### EXTRACT
☆ ☆ ☆ ☆ ☆ ☆ ☆
HER: i know it sounds cooky, BUT a really slick guy can do it

ME: make sure you preset it. it needs to be hot

HER: 3/10 so far (what is that? a score or the number of references i must make? -BV)

ME: of course I'll use a mitten. i'm always protected. but yeah you know i just wanna spread butter on you sheet girl

HER: im not good at it

ME: grease it up nice like

HER: ok now im a little too excited

ME: cause we cooking with gas. with all burners. you know, i just gotta sautee with your sauce, but don't worry

HER: theres something about the thought of a marble statue and food that makes me really turned on. (Yeah, put an apron on Michaelangelo's David and she will cream herself -BV) im too excited i need to calm down. good night

ME: my souffle won't fall


Tuesday, June 14, 2005

I just got schooled... Moody McCarthy and Dan Allen. No me gusta. I learned that I'm not really out of shape. To be out of shape, you have be in some sort of shape in the first place. I'm more of a physical amoeba: no real definition and a gooey consistency.
☆ ☆ ☆ ☆ ☆ ☆ ☆
### WRITTEN REQUEST 1
What date appears in the blog excerpt?
☆ ☆ ☆ ☆ ☆ ☆ ☆
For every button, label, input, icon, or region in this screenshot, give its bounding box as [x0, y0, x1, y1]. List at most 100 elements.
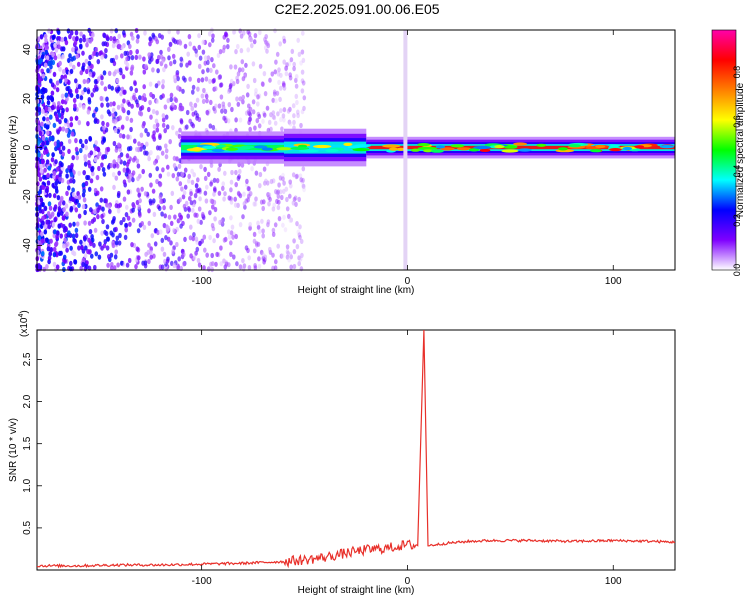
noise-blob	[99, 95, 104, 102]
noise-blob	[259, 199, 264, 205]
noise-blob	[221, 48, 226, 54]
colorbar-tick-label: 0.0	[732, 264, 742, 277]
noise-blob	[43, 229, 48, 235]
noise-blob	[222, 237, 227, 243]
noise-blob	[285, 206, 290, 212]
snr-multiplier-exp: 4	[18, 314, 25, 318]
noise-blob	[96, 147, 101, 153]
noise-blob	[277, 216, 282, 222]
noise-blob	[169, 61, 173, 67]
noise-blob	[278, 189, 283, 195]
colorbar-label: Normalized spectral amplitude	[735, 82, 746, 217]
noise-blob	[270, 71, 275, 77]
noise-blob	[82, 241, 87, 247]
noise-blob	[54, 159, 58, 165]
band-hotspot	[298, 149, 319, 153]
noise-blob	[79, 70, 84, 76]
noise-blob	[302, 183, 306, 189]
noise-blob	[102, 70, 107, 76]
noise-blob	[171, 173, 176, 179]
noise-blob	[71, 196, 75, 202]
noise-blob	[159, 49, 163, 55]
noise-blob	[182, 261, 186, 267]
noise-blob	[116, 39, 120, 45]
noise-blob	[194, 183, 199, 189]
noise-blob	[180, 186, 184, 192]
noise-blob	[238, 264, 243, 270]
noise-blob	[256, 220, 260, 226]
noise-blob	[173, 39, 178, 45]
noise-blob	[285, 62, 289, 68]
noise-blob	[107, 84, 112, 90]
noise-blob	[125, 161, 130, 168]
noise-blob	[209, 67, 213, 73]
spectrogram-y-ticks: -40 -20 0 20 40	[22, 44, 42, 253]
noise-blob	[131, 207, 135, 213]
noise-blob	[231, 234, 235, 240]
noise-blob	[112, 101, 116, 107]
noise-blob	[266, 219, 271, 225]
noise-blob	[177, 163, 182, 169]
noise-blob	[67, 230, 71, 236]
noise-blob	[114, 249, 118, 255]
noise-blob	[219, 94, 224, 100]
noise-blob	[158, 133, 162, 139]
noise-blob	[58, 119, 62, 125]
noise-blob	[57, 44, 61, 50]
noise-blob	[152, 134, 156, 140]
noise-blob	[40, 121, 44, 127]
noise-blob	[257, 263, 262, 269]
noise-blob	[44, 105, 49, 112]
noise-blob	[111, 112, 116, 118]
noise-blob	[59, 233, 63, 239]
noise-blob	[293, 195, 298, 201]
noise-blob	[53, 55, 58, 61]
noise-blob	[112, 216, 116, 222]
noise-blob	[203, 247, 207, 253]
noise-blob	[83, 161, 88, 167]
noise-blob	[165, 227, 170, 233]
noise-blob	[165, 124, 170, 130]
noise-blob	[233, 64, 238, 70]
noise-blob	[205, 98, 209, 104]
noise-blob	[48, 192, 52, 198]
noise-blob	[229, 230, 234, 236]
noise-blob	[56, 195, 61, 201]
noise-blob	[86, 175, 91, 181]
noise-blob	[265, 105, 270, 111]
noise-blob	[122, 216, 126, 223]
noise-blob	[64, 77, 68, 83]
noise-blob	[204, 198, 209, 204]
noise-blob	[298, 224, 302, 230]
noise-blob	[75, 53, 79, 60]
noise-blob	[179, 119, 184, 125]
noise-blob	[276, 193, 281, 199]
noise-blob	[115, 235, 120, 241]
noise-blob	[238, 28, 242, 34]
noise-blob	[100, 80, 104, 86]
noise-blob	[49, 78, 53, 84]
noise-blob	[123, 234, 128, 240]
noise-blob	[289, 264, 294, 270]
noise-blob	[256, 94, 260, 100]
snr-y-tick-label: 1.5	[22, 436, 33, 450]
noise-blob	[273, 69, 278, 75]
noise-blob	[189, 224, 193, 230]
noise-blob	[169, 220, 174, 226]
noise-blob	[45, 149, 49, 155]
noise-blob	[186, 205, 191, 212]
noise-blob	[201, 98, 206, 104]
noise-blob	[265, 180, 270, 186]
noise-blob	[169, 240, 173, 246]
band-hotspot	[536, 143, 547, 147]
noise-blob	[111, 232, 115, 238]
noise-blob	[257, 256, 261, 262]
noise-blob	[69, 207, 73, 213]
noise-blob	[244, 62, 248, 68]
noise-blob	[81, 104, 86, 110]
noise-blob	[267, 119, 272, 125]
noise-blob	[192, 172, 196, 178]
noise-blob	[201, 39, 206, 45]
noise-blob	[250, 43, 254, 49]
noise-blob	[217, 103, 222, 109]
☆ ☆ ☆ ☆ ☆ ☆ ☆
### WRITTEN REQUEST 2
Rewrite the entry lines starting at the one containing "95, 104, 102]" and ending at the one containing "263, 262, 269]". Change "noise-blob" to "noise-spot" and leave everything else the same.

### RESULT 1
Tuesday, June 14, 2005

### RESULT 2
noise-spot	[99, 95, 104, 102]
noise-spot	[259, 199, 264, 205]
noise-spot	[221, 48, 226, 54]
colorbar-tick-label: 0.0	[732, 264, 742, 277]
noise-spot	[43, 229, 48, 235]
noise-spot	[222, 237, 227, 243]
noise-spot	[285, 206, 290, 212]
snr-multiplier-exp: 4	[18, 314, 25, 318]
noise-spot	[96, 147, 101, 153]
noise-spot	[277, 216, 282, 222]
noise-spot	[169, 61, 173, 67]
noise-spot	[278, 189, 283, 195]
colorbar-label: Normalized spectral amplitude	[735, 82, 746, 217]
noise-spot	[270, 71, 275, 77]
noise-spot	[82, 241, 87, 247]
noise-spot	[54, 159, 58, 165]
band-hotspot	[298, 149, 319, 153]
noise-spot	[79, 70, 84, 76]
noise-spot	[302, 183, 306, 189]
noise-spot	[102, 70, 107, 76]
noise-spot	[171, 173, 176, 179]
noise-spot	[71, 196, 75, 202]
noise-spot	[159, 49, 163, 55]
noise-spot	[182, 261, 186, 267]
noise-spot	[116, 39, 120, 45]
noise-spot	[194, 183, 199, 189]
noise-spot	[180, 186, 184, 192]
noise-spot	[238, 264, 243, 270]
noise-spot	[256, 220, 260, 226]
noise-spot	[173, 39, 178, 45]
noise-spot	[285, 62, 289, 68]
noise-spot	[107, 84, 112, 90]
noise-spot	[125, 161, 130, 168]
noise-spot	[209, 67, 213, 73]
spectrogram-y-ticks: -40 -20 0 20 40	[22, 44, 42, 253]
noise-spot	[131, 207, 135, 213]
noise-spot	[231, 234, 235, 240]
noise-spot	[112, 101, 116, 107]
noise-spot	[266, 219, 271, 225]
noise-spot	[177, 163, 182, 169]
noise-spot	[67, 230, 71, 236]
noise-spot	[114, 249, 118, 255]
noise-spot	[219, 94, 224, 100]
noise-spot	[158, 133, 162, 139]
noise-spot	[58, 119, 62, 125]
noise-spot	[57, 44, 61, 50]
noise-spot	[152, 134, 156, 140]
noise-spot	[40, 121, 44, 127]
noise-spot	[257, 263, 262, 269]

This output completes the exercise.